+++ Input records

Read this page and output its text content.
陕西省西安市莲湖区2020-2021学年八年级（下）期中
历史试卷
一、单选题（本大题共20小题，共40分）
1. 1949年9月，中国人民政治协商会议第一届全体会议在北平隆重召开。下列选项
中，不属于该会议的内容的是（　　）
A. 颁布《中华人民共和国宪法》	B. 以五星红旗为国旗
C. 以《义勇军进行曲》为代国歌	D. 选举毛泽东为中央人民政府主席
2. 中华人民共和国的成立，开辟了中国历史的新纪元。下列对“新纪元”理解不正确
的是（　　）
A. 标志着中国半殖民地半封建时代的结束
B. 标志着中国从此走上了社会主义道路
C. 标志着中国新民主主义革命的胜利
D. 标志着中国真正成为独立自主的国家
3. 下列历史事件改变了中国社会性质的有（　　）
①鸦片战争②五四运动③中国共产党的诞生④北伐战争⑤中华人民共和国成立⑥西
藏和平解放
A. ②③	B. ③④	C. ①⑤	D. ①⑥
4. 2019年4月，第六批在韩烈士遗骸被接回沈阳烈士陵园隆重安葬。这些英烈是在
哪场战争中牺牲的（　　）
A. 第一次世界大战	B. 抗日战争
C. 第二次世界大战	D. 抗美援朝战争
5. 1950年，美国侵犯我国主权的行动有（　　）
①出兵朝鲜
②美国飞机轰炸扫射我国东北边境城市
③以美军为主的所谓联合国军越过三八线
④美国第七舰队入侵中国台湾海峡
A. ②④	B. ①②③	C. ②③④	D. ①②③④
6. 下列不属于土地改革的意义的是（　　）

++++++
+++ Input records

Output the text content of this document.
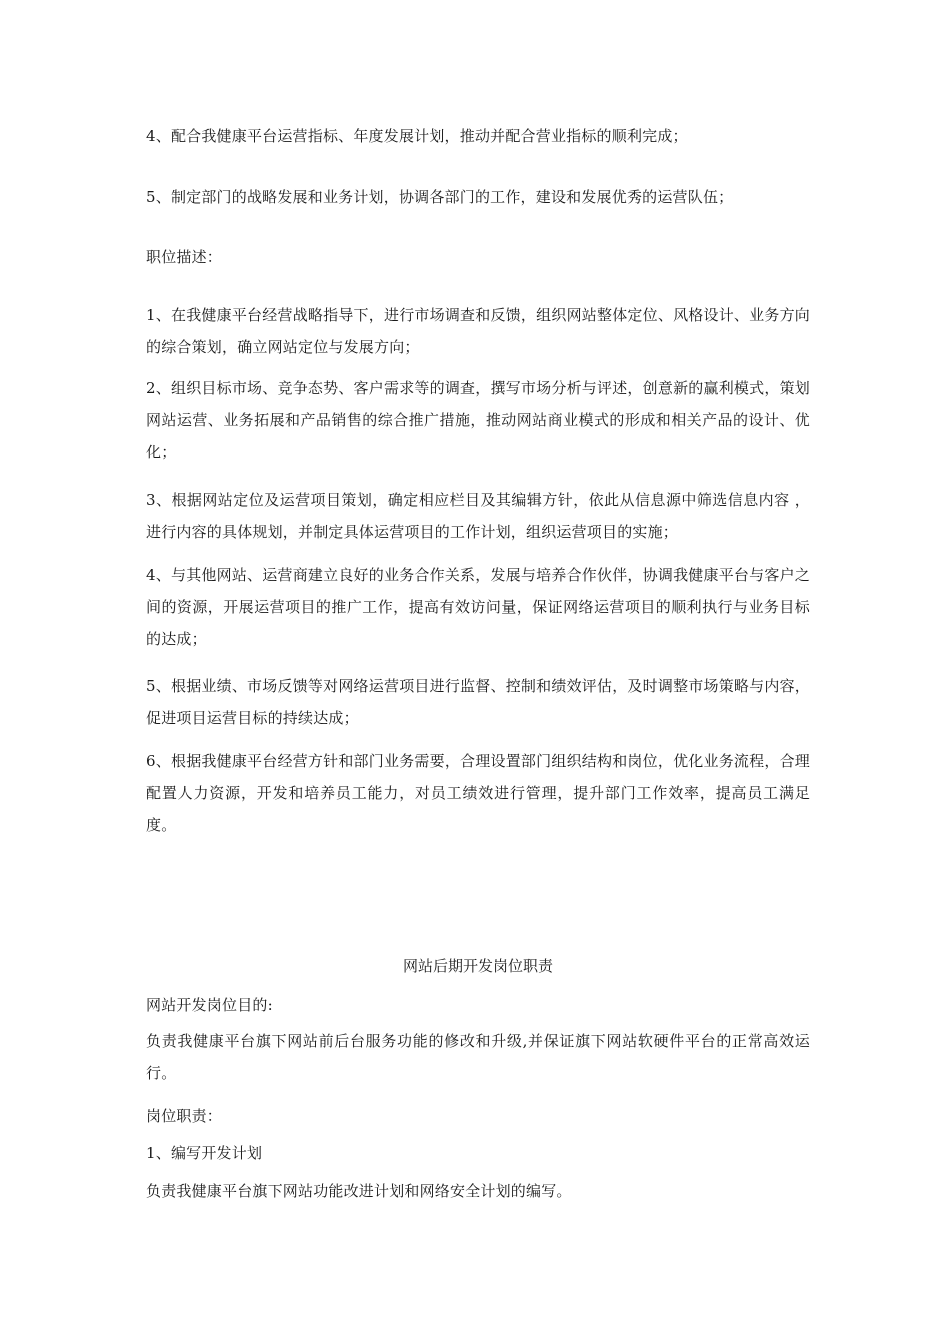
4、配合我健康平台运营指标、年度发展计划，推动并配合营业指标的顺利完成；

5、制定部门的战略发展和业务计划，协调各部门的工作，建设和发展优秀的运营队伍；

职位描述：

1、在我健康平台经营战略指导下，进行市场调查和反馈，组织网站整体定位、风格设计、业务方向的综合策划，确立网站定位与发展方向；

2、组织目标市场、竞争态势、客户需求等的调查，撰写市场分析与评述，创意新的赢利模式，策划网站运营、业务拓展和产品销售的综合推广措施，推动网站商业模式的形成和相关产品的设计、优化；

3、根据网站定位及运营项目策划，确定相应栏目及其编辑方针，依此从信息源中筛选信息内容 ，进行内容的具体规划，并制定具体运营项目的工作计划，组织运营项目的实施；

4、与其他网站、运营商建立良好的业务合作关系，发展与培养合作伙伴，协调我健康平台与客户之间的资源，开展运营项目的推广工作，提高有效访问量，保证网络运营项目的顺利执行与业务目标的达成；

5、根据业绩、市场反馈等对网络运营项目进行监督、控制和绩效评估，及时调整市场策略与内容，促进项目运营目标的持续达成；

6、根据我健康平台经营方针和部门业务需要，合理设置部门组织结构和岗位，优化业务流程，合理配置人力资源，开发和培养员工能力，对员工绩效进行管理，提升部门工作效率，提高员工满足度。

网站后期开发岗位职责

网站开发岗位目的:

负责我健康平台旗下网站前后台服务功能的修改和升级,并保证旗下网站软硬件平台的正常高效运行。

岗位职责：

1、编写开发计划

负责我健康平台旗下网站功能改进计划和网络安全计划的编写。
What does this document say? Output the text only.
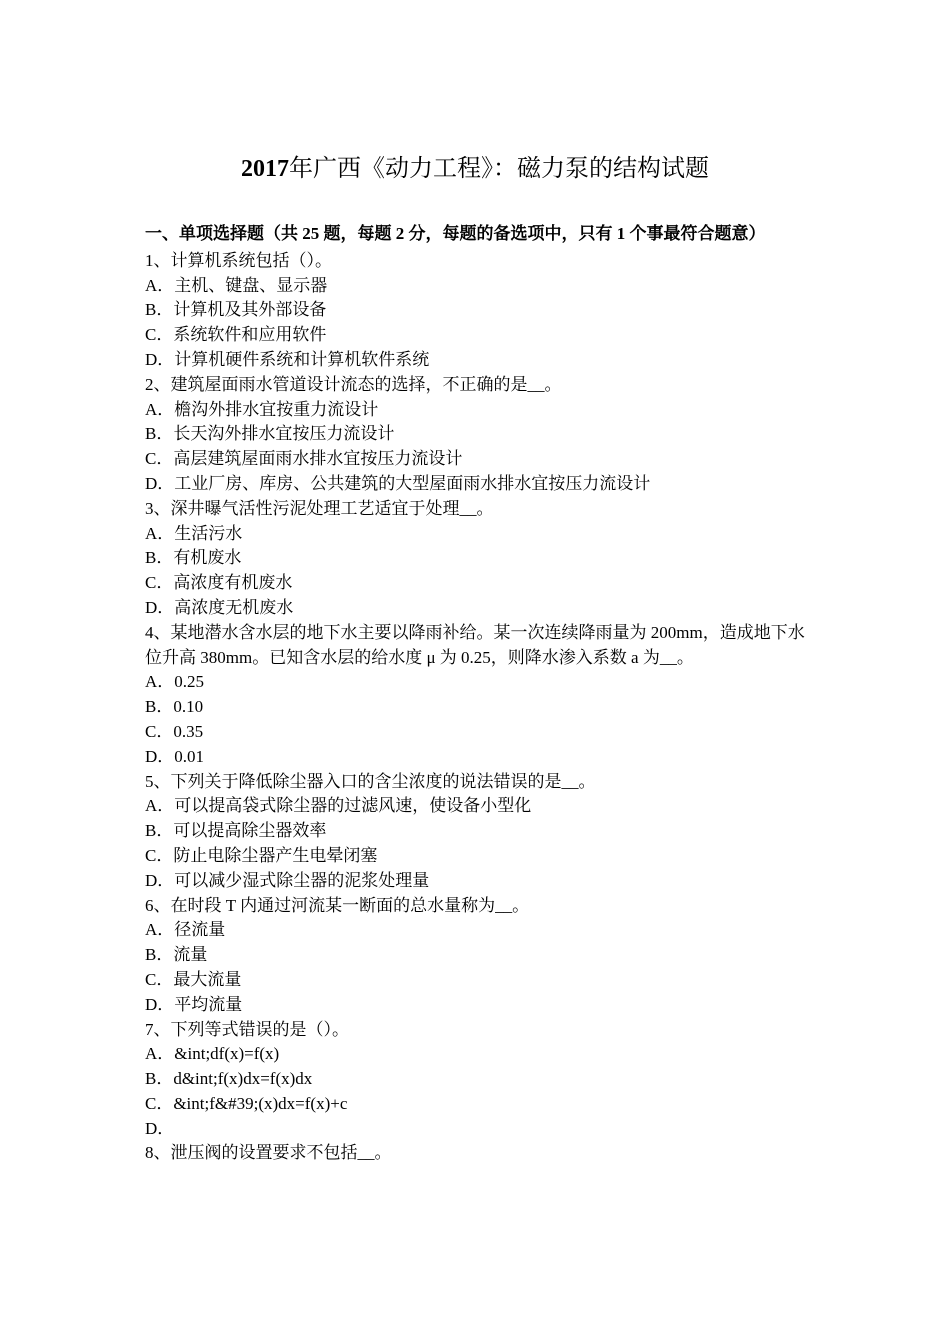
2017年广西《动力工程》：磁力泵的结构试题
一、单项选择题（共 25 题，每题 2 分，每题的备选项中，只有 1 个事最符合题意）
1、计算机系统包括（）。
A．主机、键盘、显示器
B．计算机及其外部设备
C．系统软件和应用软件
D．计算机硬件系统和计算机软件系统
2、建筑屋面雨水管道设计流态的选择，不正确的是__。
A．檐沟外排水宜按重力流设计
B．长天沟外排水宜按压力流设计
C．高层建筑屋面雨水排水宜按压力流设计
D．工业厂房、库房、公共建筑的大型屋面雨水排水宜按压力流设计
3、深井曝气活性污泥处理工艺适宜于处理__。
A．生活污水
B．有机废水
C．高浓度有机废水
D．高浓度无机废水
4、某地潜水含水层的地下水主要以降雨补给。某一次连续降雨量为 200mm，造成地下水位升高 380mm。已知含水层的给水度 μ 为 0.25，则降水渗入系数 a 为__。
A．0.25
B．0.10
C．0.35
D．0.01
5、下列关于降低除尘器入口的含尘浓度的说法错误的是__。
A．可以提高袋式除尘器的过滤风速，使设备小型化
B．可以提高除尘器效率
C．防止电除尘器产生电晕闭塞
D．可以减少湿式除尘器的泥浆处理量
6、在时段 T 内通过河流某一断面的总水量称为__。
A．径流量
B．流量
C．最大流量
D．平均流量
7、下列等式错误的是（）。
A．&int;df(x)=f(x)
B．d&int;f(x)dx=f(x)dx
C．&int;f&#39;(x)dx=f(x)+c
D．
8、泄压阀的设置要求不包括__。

++++++
+++ Input records

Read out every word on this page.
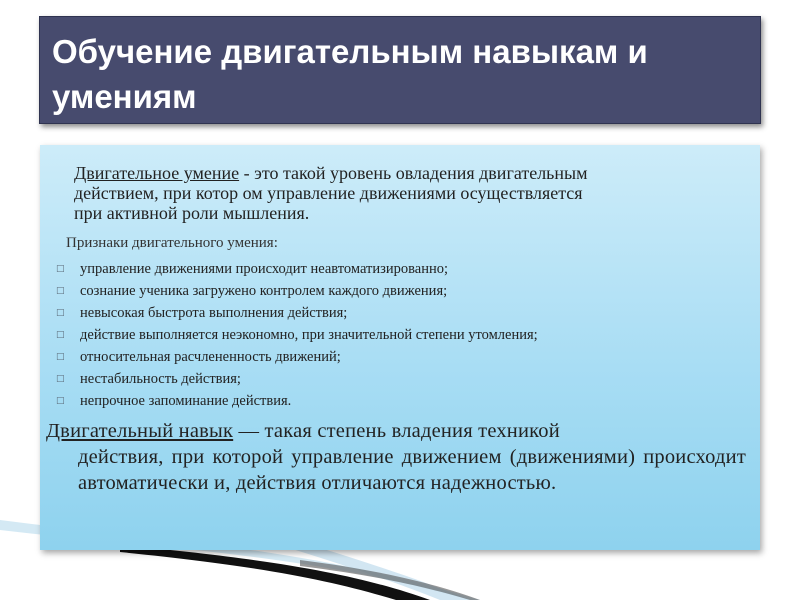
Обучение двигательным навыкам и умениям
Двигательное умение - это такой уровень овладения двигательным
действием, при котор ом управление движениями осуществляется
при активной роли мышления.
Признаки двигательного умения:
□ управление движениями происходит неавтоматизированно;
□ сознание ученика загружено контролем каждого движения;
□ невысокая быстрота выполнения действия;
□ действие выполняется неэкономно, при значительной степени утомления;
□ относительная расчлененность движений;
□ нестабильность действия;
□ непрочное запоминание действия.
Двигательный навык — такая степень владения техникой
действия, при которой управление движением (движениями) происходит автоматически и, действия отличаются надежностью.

++++++

## Task requirements
Pick out the lines above that hold the string "text" and show them.

## Result of this exercise
Read this page and output its text content.
Output the text content of this document.
What does this document say? Output the text only.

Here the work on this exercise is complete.